(Data records)
┌──

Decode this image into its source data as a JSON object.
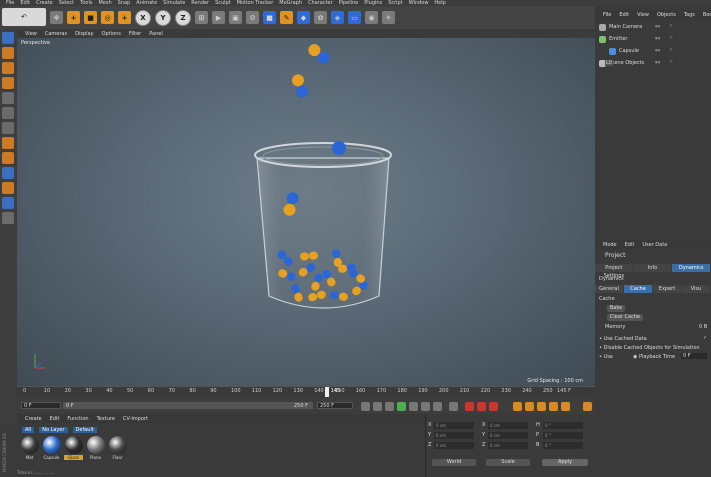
{
  "menubar": [
    "File",
    "Edit",
    "Create",
    "Select",
    "Tools",
    "Mesh",
    "Snap",
    "Animate",
    "Simulate",
    "Render",
    "Sculpt",
    "Motion Tracker",
    "MoGraph",
    "Character",
    "Pipeline",
    "Plugins",
    "Script",
    "Window",
    "Help"
  ],
  "toolbar": {
    "x": "X",
    "y": "Y",
    "z": "Z"
  },
  "viewport": {
    "menu": [
      "View",
      "Cameras",
      "Display",
      "Options",
      "Filter",
      "Panel"
    ],
    "label": "Perspective",
    "grid_spacing": "Grid Spacing : 100 cm"
  },
  "timeline": {
    "ticks": [
      "0",
      "10",
      "20",
      "30",
      "40",
      "50",
      "60",
      "70",
      "80",
      "90",
      "100",
      "110",
      "120",
      "130",
      "140",
      "150",
      "160",
      "170",
      "180",
      "190",
      "200",
      "210",
      "220",
      "230",
      "240",
      "250"
    ],
    "current_frame": "145",
    "frame_readout": "145 F",
    "start_field": "0 F",
    "min_field": "0 F",
    "max_field": "250 F",
    "end_field": "250 F"
  },
  "material_manager": {
    "menu": [
      "Create",
      "Edit",
      "Function",
      "Texture",
      "CV-Import"
    ],
    "filters": [
      "All",
      "No Layer",
      "Default"
    ],
    "materials": [
      {
        "label": "Mat",
        "color": "#3b3b3b"
      },
      {
        "label": "Capsule",
        "color": "#2f6fd0"
      },
      {
        "label": "Glass",
        "color": "#303030"
      },
      {
        "label": "Plane",
        "color": "#7a7a7a"
      },
      {
        "label": "Floor",
        "color": "#4a4a4a"
      }
    ],
    "branding": "MAXON CINEMA 4D",
    "status": "Time in: ........ ... ..."
  },
  "coordinates": {
    "rows": [
      {
        "axis": "X",
        "value": "0 cm",
        "axis2": "X",
        "value2": "0 cm",
        "axis3": "H",
        "value3": "0 °"
      },
      {
        "axis": "Y",
        "value": "0 cm",
        "axis2": "Y",
        "value2": "0 cm",
        "axis3": "P",
        "value3": "0 °"
      },
      {
        "axis": "Z",
        "value": "0 cm",
        "axis2": "Z",
        "value2": "0 cm",
        "axis3": "B",
        "value3": "0 °"
      }
    ],
    "world_label": "World",
    "scale_label": "Scale",
    "apply_label": "Apply"
  },
  "object_manager": {
    "menu": [
      "File",
      "Edit",
      "View",
      "Objects",
      "Tags",
      "Bookmarks"
    ],
    "objects": [
      {
        "name": "Main Camera",
        "indent": 0,
        "color": "#aaaaaa"
      },
      {
        "name": "Emitter",
        "indent": 0,
        "color": "#7bc36b"
      },
      {
        "name": "Capsule",
        "indent": 1,
        "color": "#4a90e2"
      },
      {
        "name": "scene Objects",
        "indent": 0,
        "color": "#bbbbbb"
      }
    ],
    "layer_badge": "L0"
  },
  "attribute_manager": {
    "menu": [
      "Mode",
      "Edit",
      "User Data"
    ],
    "title": "Project",
    "tabs1": [
      {
        "label": "Project Settings",
        "active": false
      },
      {
        "label": "Info",
        "active": false
      },
      {
        "label": "Dynamics",
        "active": true
      }
    ],
    "tabs2": [
      {
        "label": "General",
        "active": false
      },
      {
        "label": "Cache",
        "active": true
      },
      {
        "label": "Expert",
        "active": false
      },
      {
        "label": "Visu",
        "active": false
      }
    ],
    "section_dynamics": "Dynamics",
    "section_cache": "Cache",
    "bake_label": "Bake",
    "clear_cache_label": "Clear Cache",
    "memory_label": "Memory",
    "memory_value": "0 B",
    "use_cached_label": "Use Cached Data",
    "disable_label": "Disable Cached Objects for Simulation",
    "use_label": "Use",
    "playback_time_label": "Playback Time",
    "playback_time_value": "0 F"
  }
}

└──

_Aim of the task_
All the lines above are to be reproduced exactly, except the pictures.

_Full solution_
Decode this image into its source data as a JSON object.
{
  "menubar": [
    "File",
    "Edit",
    "Create",
    "Select",
    "Tools",
    "Mesh",
    "Snap",
    "Animate",
    "Simulate",
    "Render",
    "Sculpt",
    "Motion Tracker",
    "MoGraph",
    "Character",
    "Pipeline",
    "Plugins",
    "Script",
    "Window",
    "Help"
  ],
  "toolbar": {
    "x": "X",
    "y": "Y",
    "z": "Z"
  },
  "viewport": {
    "menu": [
      "View",
      "Cameras",
      "Display",
      "Options",
      "Filter",
      "Panel"
    ],
    "label": "Perspective",
    "grid_spacing": "Grid Spacing : 100 cm"
  },
  "timeline": {
    "ticks": [
      "0",
      "10",
      "20",
      "30",
      "40",
      "50",
      "60",
      "70",
      "80",
      "90",
      "100",
      "110",
      "120",
      "130",
      "140",
      "150",
      "160",
      "170",
      "180",
      "190",
      "200",
      "210",
      "220",
      "230",
      "240",
      "250"
    ],
    "current_frame": "145",
    "frame_readout": "145 F",
    "start_field": "0 F",
    "min_field": "0 F",
    "max_field": "250 F",
    "end_field": "250 F"
  },
  "material_manager": {
    "menu": [
      "Create",
      "Edit",
      "Function",
      "Texture",
      "CV-Import"
    ],
    "filters": [
      "All",
      "No Layer",
      "Default"
    ],
    "materials": [
      {
        "label": "Mat",
        "color": "#3b3b3b"
      },
      {
        "label": "Capsule",
        "color": "#2f6fd0"
      },
      {
        "label": "Glass",
        "color": "#303030"
      },
      {
        "label": "Plane",
        "color": "#7a7a7a"
      },
      {
        "label": "Floor",
        "color": "#4a4a4a"
      }
    ],
    "branding": "MAXON CINEMA 4D",
    "status": "Time in: ........ ... ..."
  },
  "coordinates": {
    "rows": [
      {
        "axis": "X",
        "value": "0 cm",
        "axis2": "X",
        "value2": "0 cm",
        "axis3": "H",
        "value3": "0 °"
      },
      {
        "axis": "Y",
        "value": "0 cm",
        "axis2": "Y",
        "value2": "0 cm",
        "axis3": "P",
        "value3": "0 °"
      },
      {
        "axis": "Z",
        "value": "0 cm",
        "axis2": "Z",
        "value2": "0 cm",
        "axis3": "B",
        "value3": "0 °"
      }
    ],
    "world_label": "World",
    "scale_label": "Scale",
    "apply_label": "Apply"
  },
  "object_manager": {
    "menu": [
      "File",
      "Edit",
      "View",
      "Objects",
      "Tags",
      "Bookmarks"
    ],
    "objects": [
      {
        "name": "Main Camera",
        "indent": 0,
        "color": "#aaaaaa"
      },
      {
        "name": "Emitter",
        "indent": 0,
        "color": "#7bc36b"
      },
      {
        "name": "Capsule",
        "indent": 1,
        "color": "#4a90e2"
      },
      {
        "name": "scene Objects",
        "indent": 0,
        "color": "#bbbbbb"
      }
    ],
    "layer_badge": "L0"
  },
  "attribute_manager": {
    "menu": [
      "Mode",
      "Edit",
      "User Data"
    ],
    "title": "Project",
    "tabs1": [
      {
        "label": "Project Settings",
        "active": false
      },
      {
        "label": "Info",
        "active": false
      },
      {
        "label": "Dynamics",
        "active": true
      }
    ],
    "tabs2": [
      {
        "label": "General",
        "active": false
      },
      {
        "label": "Cache",
        "active": true
      },
      {
        "label": "Expert",
        "active": false
      },
      {
        "label": "Visu",
        "active": false
      }
    ],
    "section_dynamics": "Dynamics",
    "section_cache": "Cache",
    "bake_label": "Bake",
    "clear_cache_label": "Clear Cache",
    "memory_label": "Memory",
    "memory_value": "0 B",
    "use_cached_label": "Use Cached Data",
    "disable_label": "Disable Cached Objects for Simulation",
    "use_label": "Use",
    "playback_time_label": "Playback Time",
    "playback_time_value": "0 F"
  }
}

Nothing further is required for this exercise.